*EXERCISE DETAILS*.
Gather the lines from the material that contain "please".

** begin ENTRIES SHOWN **

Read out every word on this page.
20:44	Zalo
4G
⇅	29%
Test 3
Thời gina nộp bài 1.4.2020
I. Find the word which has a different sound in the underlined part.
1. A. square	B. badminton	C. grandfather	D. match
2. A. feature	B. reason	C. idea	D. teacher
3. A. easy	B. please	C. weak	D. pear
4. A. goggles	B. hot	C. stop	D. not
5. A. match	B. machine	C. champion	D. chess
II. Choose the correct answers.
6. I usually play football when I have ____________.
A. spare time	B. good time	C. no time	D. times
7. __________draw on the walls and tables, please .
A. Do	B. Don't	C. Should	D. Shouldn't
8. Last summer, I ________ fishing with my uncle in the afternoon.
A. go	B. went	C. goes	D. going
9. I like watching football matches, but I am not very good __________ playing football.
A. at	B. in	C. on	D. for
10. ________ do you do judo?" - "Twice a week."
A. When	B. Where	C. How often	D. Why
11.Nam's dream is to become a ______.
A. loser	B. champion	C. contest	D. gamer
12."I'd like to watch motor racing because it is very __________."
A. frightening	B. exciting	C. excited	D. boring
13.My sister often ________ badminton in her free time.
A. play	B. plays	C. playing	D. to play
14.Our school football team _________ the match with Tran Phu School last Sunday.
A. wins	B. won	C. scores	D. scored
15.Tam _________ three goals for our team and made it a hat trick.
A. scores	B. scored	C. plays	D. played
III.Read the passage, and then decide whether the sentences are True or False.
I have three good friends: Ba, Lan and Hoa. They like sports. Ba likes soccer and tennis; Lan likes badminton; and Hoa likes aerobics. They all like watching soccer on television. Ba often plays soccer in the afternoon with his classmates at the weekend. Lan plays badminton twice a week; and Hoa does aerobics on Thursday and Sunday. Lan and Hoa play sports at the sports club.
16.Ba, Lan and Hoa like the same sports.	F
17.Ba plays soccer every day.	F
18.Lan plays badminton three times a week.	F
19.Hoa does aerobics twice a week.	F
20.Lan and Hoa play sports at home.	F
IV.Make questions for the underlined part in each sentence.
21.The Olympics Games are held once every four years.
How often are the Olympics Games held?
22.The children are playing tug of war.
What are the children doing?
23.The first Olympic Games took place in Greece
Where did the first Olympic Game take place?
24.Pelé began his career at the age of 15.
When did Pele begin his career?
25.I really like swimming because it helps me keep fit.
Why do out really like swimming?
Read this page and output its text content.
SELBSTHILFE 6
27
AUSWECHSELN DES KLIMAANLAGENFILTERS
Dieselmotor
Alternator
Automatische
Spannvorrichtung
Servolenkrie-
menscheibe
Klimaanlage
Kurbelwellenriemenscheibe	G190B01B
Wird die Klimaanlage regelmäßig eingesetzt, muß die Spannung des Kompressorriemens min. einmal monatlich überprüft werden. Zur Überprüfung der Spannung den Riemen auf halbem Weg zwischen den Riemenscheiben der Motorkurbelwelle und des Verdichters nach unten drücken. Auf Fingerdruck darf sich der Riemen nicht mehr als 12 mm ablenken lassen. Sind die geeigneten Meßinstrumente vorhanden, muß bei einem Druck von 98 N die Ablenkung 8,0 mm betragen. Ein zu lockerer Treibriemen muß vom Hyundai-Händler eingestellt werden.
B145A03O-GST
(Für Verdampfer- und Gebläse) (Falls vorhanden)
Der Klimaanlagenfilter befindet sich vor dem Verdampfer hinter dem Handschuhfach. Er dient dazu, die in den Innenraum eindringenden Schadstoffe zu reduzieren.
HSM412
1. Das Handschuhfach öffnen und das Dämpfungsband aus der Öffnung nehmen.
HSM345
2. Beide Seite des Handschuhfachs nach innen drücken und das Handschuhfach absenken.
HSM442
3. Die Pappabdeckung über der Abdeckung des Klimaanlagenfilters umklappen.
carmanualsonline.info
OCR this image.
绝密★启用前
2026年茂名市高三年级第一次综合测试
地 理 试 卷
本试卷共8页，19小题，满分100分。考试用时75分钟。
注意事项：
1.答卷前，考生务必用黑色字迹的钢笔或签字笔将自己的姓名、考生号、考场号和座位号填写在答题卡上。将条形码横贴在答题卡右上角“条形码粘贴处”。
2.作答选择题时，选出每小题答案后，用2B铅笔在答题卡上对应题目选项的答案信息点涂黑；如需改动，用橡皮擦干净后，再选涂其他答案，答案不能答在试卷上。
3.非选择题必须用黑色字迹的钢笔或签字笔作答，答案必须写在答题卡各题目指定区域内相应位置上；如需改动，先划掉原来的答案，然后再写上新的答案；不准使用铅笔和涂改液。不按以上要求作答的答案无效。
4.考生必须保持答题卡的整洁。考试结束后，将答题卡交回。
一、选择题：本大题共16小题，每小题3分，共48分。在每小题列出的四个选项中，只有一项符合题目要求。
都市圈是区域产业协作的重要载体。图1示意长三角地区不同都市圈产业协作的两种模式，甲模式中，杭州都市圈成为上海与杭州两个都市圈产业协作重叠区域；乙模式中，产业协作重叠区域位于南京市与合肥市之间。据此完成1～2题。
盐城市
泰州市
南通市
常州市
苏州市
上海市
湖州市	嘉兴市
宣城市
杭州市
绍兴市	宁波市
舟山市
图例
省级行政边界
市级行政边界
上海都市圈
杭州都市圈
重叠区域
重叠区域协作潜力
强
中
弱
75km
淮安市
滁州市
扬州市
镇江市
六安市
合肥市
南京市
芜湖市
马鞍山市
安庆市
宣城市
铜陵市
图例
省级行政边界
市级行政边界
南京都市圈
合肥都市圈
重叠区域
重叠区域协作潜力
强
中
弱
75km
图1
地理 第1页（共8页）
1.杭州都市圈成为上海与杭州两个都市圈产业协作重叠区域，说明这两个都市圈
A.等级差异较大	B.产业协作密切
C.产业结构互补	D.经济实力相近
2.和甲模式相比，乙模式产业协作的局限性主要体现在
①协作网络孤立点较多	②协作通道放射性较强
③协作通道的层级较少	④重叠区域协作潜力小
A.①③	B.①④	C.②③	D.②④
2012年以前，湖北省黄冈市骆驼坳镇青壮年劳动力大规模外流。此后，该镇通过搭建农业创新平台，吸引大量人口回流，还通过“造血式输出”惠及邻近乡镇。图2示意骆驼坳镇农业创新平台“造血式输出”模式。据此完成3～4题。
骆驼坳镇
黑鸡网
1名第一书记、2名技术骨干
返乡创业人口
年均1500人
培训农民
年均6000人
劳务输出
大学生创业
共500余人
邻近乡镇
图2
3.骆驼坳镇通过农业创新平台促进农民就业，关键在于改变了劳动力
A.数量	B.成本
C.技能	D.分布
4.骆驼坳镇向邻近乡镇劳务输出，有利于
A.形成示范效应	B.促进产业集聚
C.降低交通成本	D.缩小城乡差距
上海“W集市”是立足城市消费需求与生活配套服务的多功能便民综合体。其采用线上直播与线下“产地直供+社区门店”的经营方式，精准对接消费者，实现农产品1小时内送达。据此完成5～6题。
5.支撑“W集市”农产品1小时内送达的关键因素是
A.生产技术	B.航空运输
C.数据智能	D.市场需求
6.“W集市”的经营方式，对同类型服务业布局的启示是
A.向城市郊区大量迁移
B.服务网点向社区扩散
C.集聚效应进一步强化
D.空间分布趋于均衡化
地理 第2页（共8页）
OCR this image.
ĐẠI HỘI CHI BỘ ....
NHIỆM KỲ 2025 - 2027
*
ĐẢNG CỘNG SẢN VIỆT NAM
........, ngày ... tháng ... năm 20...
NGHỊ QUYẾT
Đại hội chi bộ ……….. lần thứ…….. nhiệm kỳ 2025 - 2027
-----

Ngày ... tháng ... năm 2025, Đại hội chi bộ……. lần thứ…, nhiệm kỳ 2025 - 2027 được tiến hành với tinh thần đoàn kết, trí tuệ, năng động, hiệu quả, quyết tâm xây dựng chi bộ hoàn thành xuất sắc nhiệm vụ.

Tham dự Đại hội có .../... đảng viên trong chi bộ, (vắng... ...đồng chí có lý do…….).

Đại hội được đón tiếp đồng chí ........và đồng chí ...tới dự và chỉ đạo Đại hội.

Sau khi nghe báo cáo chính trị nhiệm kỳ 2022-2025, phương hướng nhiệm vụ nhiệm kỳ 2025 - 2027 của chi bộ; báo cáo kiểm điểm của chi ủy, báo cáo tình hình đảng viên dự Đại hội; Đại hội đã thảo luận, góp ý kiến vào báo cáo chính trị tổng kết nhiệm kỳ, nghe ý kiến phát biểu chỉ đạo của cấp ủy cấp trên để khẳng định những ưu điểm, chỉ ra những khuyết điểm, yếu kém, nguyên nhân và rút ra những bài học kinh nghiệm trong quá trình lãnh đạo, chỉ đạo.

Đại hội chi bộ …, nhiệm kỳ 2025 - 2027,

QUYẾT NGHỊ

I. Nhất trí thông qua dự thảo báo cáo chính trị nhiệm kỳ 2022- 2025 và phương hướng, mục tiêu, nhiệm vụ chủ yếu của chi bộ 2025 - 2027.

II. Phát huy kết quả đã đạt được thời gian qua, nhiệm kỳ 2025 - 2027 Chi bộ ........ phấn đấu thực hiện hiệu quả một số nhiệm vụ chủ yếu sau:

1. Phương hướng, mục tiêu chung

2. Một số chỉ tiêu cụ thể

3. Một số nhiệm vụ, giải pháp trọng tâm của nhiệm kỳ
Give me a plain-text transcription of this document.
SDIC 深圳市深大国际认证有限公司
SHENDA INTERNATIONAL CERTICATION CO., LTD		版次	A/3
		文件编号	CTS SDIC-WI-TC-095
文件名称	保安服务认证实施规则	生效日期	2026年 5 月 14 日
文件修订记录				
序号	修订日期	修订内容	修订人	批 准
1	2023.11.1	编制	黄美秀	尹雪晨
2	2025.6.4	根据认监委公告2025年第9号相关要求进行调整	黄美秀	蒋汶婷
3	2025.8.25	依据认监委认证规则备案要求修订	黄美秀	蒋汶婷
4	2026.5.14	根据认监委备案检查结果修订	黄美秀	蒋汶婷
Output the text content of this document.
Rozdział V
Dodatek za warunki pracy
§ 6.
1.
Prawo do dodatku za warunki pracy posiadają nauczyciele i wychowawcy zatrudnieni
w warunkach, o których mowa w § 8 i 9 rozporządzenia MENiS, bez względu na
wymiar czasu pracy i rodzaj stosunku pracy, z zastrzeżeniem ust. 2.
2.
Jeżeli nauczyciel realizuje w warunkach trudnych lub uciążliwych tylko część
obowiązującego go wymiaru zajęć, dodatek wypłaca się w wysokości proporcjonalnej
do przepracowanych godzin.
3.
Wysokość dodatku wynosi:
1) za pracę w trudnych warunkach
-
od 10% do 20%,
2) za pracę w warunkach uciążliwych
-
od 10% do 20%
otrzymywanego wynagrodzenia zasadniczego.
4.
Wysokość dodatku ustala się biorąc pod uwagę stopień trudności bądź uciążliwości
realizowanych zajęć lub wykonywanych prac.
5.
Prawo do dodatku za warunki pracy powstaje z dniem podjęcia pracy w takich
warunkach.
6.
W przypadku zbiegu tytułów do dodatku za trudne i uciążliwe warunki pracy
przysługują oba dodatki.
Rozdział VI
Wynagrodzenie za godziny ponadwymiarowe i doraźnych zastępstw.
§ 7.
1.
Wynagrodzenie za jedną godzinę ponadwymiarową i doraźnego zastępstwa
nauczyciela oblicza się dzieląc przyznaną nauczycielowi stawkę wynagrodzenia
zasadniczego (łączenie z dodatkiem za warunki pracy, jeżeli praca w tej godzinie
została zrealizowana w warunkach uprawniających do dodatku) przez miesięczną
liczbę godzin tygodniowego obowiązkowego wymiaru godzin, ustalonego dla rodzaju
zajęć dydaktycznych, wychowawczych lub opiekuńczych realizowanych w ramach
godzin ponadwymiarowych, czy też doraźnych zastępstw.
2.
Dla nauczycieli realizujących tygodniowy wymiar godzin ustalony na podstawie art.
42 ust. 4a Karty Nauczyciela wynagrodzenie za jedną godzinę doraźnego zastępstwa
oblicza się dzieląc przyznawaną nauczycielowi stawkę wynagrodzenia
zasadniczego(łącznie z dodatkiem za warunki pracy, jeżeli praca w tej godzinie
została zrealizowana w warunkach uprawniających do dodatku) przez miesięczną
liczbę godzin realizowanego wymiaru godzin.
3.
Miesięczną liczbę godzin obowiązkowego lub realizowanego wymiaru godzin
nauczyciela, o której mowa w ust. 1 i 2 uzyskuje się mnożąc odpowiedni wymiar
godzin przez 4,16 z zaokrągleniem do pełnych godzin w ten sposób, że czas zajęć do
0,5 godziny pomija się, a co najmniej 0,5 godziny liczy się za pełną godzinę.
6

** end ENTRIES SHOWN **

*ANSWER*.
3. A. easy	B. please	C. weak	D. pear
7. __________draw on the walls and tables, please .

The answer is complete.